=== Data records ===
|---|

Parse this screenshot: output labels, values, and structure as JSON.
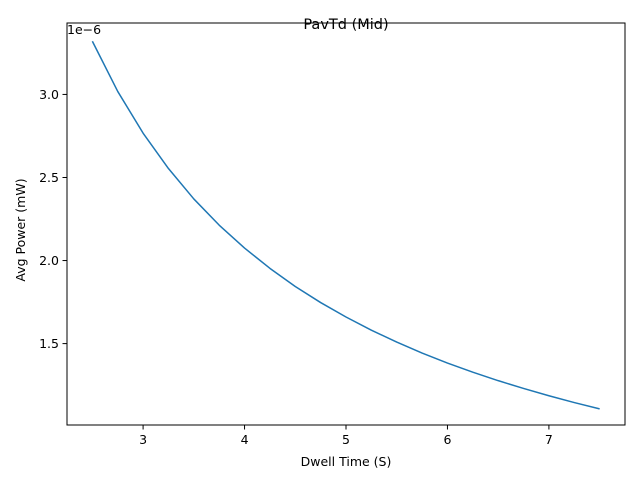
{
  "chart_data": {
    "type": "line",
    "title": "PavTd (Mid)",
    "xlabel": "Dwell Time (S)",
    "ylabel": "Avg Power (mW)",
    "y_offset_label": "1e−6",
    "xlim": [
      2.25,
      7.75
    ],
    "ylim": [
      1.01e-06,
      3.43e-06
    ],
    "xticks": [
      3,
      4,
      5,
      6,
      7
    ],
    "xtick_labels": [
      "3",
      "4",
      "5",
      "6",
      "7"
    ],
    "yticks": [
      1.5e-06,
      2e-06,
      2.5e-06,
      3e-06
    ],
    "ytick_labels": [
      "1.5",
      "2.0",
      "2.5",
      "3.0"
    ],
    "grid": false,
    "series": [
      {
        "color": "#1f77b4",
        "x": [
          2.5,
          2.75,
          3.0,
          3.25,
          3.5,
          3.75,
          4.0,
          4.25,
          4.5,
          4.75,
          5.0,
          5.25,
          5.5,
          5.75,
          6.0,
          6.25,
          6.5,
          6.75,
          7.0,
          7.25,
          7.5
        ],
        "y": [
          3.32e-06,
          3.018e-06,
          2.767e-06,
          2.554e-06,
          2.371e-06,
          2.213e-06,
          2.075e-06,
          1.953e-06,
          1.844e-06,
          1.747e-06,
          1.66e-06,
          1.581e-06,
          1.509e-06,
          1.443e-06,
          1.383e-06,
          1.328e-06,
          1.277e-06,
          1.23e-06,
          1.186e-06,
          1.145e-06,
          1.107e-06
        ]
      }
    ]
  }
}
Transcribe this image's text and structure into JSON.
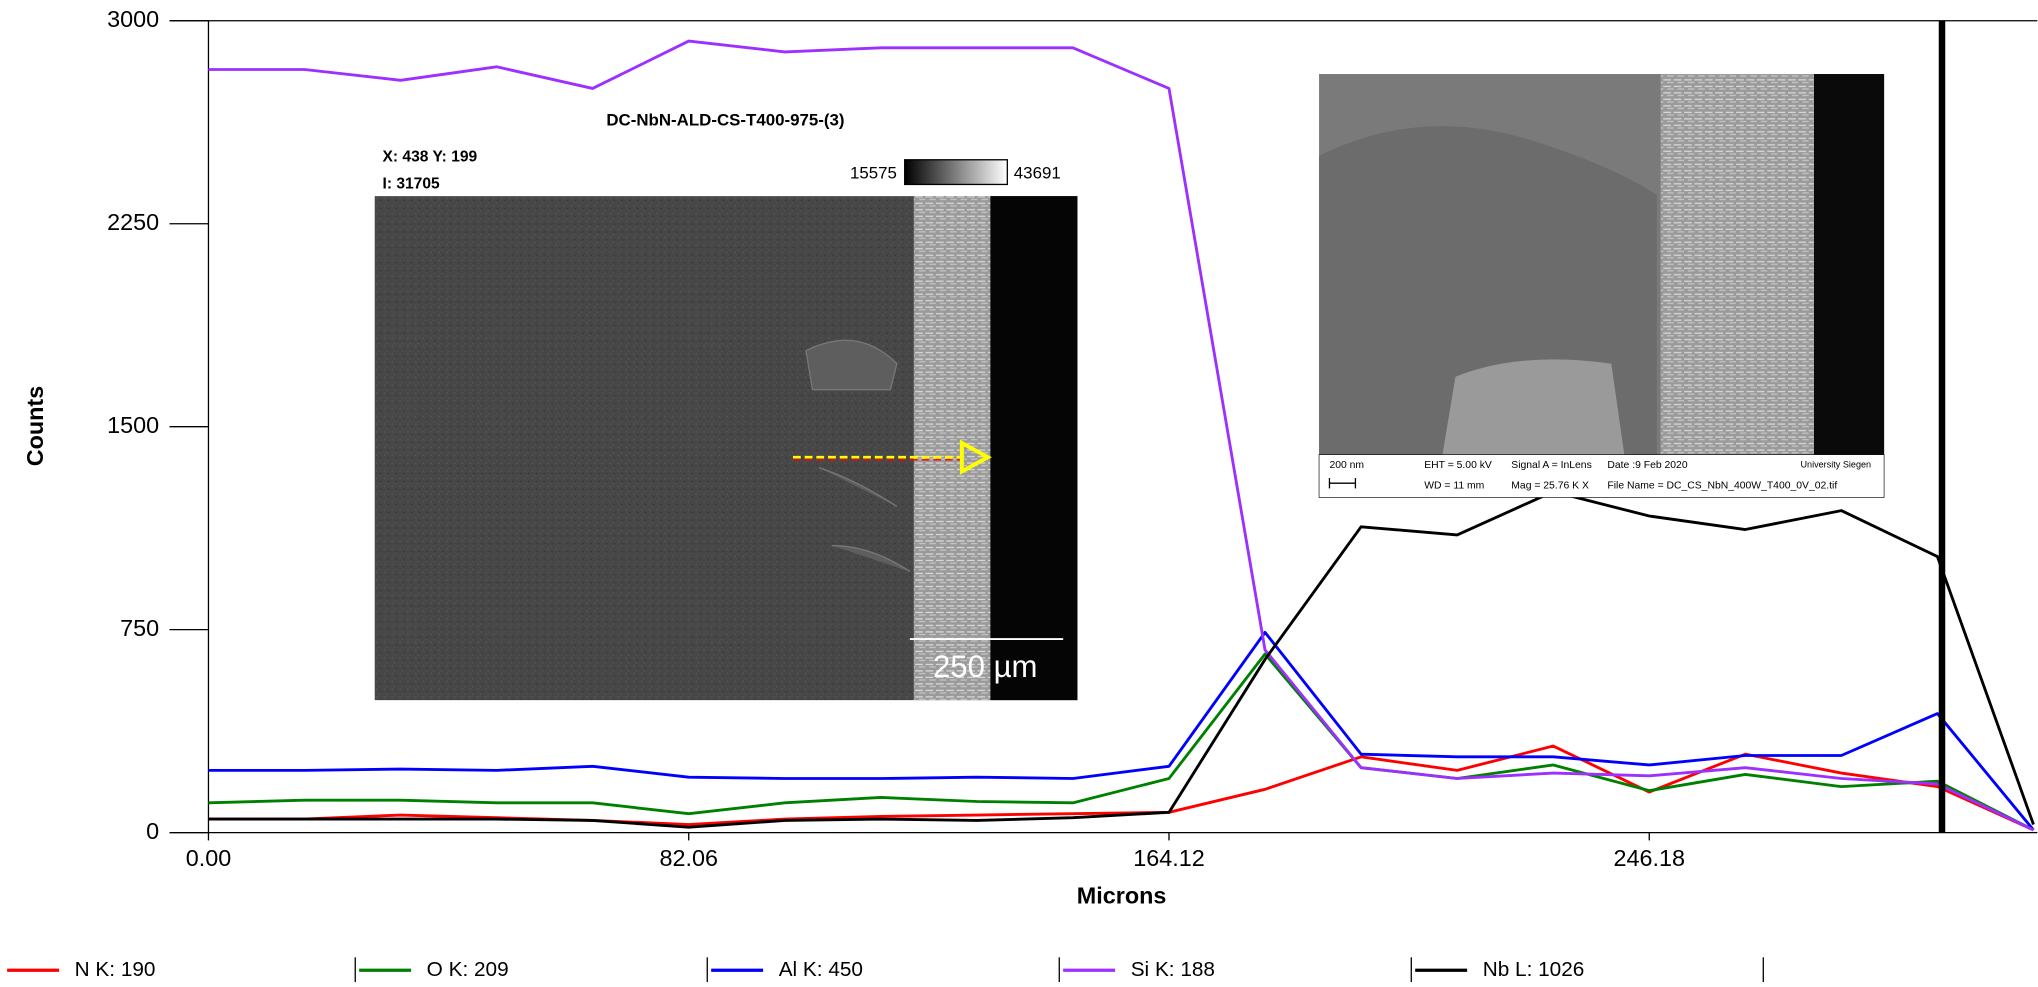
{
  "chart_data": {
    "type": "line",
    "x_label": "Microns",
    "y_label": "Counts",
    "x": [
      0,
      16.41,
      32.82,
      49.23,
      65.64,
      82.06,
      98.47,
      114.88,
      131.3,
      147.71,
      164.12,
      180.53,
      196.94,
      213.36,
      229.77,
      246.18,
      262.59,
      279.0,
      295.42,
      311.83
    ],
    "series": [
      {
        "name": "N K: 190",
        "color": "#ff0000",
        "values": [
          50,
          50,
          65,
          55,
          45,
          30,
          50,
          60,
          65,
          70,
          75,
          160,
          280,
          230,
          320,
          150,
          290,
          220,
          170,
          10
        ]
      },
      {
        "name": "O K: 209",
        "color": "#008000",
        "values": [
          110,
          120,
          120,
          110,
          110,
          70,
          110,
          130,
          115,
          110,
          200,
          660,
          240,
          200,
          250,
          155,
          215,
          170,
          190,
          10
        ]
      },
      {
        "name": "Al K: 450",
        "color": "#0000ff",
        "values": [
          230,
          230,
          235,
          230,
          245,
          205,
          200,
          200,
          205,
          200,
          245,
          740,
          290,
          280,
          280,
          250,
          285,
          285,
          440,
          10
        ]
      },
      {
        "name": "Si K: 188",
        "color": "#9b30ff",
        "values": [
          2820,
          2820,
          2780,
          2830,
          2750,
          2925,
          2885,
          2900,
          2900,
          2900,
          2750,
          675,
          240,
          200,
          220,
          210,
          240,
          200,
          180,
          10
        ]
      },
      {
        "name": "Nb L: 1026",
        "color": "#000000",
        "values": [
          50,
          50,
          50,
          50,
          45,
          20,
          45,
          50,
          45,
          55,
          75,
          640,
          1130,
          1100,
          1260,
          1170,
          1120,
          1190,
          1020,
          30
        ]
      }
    ],
    "xlim": [
      0,
      311.83
    ],
    "ylim": [
      0,
      3000
    ],
    "xticks": [
      {
        "value": 0,
        "label": "0.00"
      },
      82.06,
      164.12,
      246.18
    ],
    "yticks": [
      0,
      750,
      1500,
      2250,
      3000
    ],
    "cursor_x": 296.2,
    "legend": "bottom"
  },
  "insets": [
    {
      "title": "DC-NbN-ALD-CS-T400-975-(3)",
      "position": "X: 438 Y: 199",
      "intensity": "I: 31705",
      "scale_min": "15575",
      "scale_max": "43691",
      "scale_bar": "250 µm"
    },
    {
      "scale_bar": "200 nm",
      "eht": "EHT =  5.00 kV",
      "wd": "WD =  11 mm",
      "signal": "Signal A = InLens",
      "mag": "Mag =  25.76 K X",
      "date": "Date :9 Feb 2020",
      "file": "File Name = DC_CS_NbN_400W_T400_0V_02.tif",
      "institution": "University Siegen"
    }
  ]
}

|---|

=== What you will do ===
Identify lines with the string "structure". Copy each one.

=== Task result ===
Parse this screenshot: output labels, values, and structure as JSON.
Transcribe this image's text and structure into JSON.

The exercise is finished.